--- START OF Given information ---

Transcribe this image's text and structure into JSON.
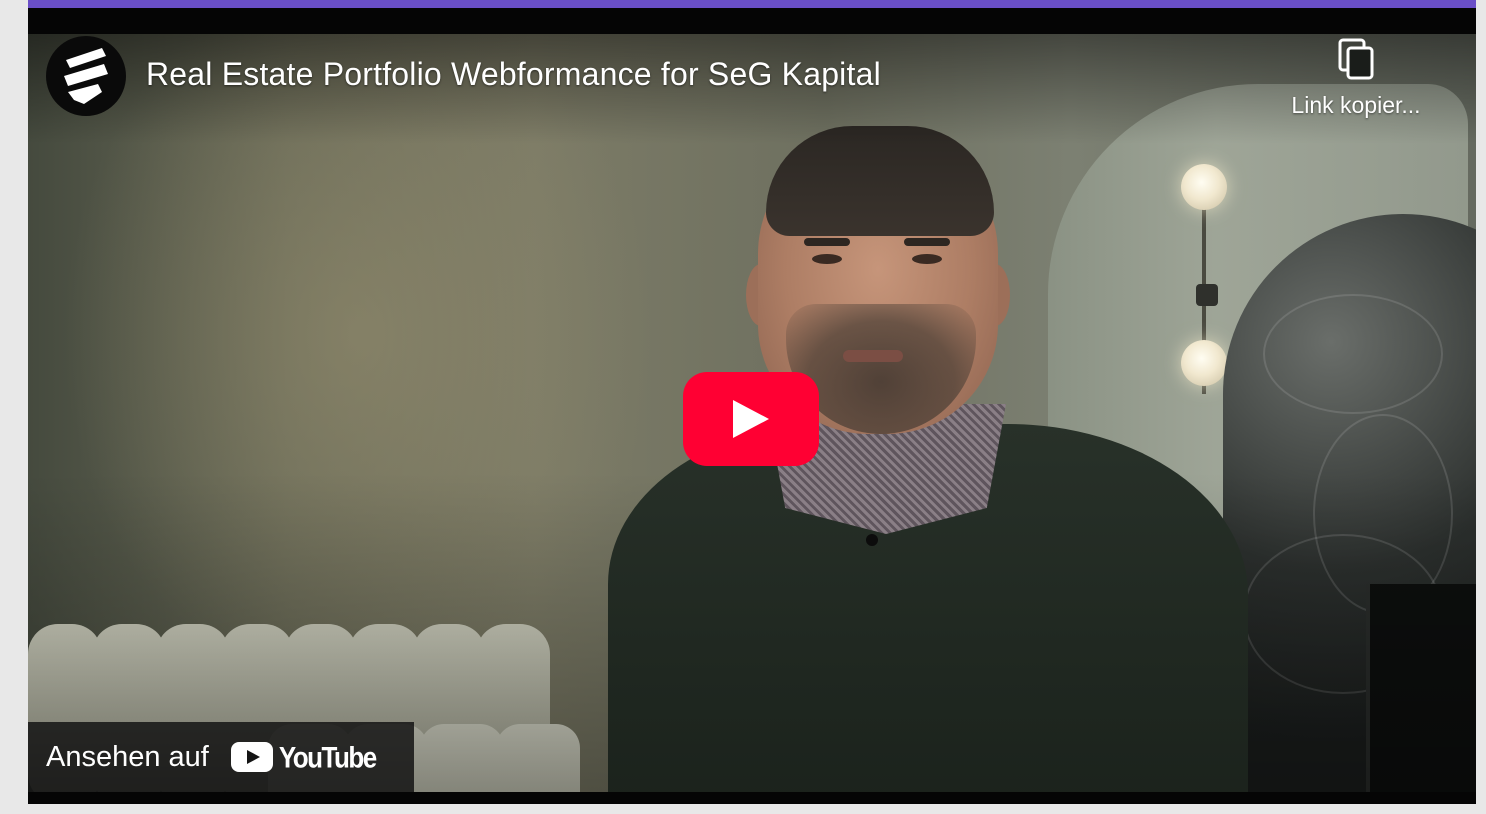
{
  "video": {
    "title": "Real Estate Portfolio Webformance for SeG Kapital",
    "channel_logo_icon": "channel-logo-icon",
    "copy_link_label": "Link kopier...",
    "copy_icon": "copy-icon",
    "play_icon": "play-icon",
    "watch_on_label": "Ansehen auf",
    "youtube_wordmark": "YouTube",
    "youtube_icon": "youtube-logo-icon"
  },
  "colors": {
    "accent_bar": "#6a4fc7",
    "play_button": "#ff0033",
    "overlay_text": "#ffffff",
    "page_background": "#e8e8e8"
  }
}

--- END OF Given information ---

Exercise description: Please write out all of the material above without changing a word, and omit any pictures.

The result:
Transcribe this image's text and structure into JSON.
{
  "video": {
    "title": "Real Estate Portfolio Webformance for SeG Kapital",
    "channel_logo_icon": "channel-logo-icon",
    "copy_link_label": "Link kopier...",
    "copy_icon": "copy-icon",
    "play_icon": "play-icon",
    "watch_on_label": "Ansehen auf",
    "youtube_wordmark": "YouTube",
    "youtube_icon": "youtube-logo-icon"
  },
  "colors": {
    "accent_bar": "#6a4fc7",
    "play_button": "#ff0033",
    "overlay_text": "#ffffff",
    "page_background": "#e8e8e8"
  }
}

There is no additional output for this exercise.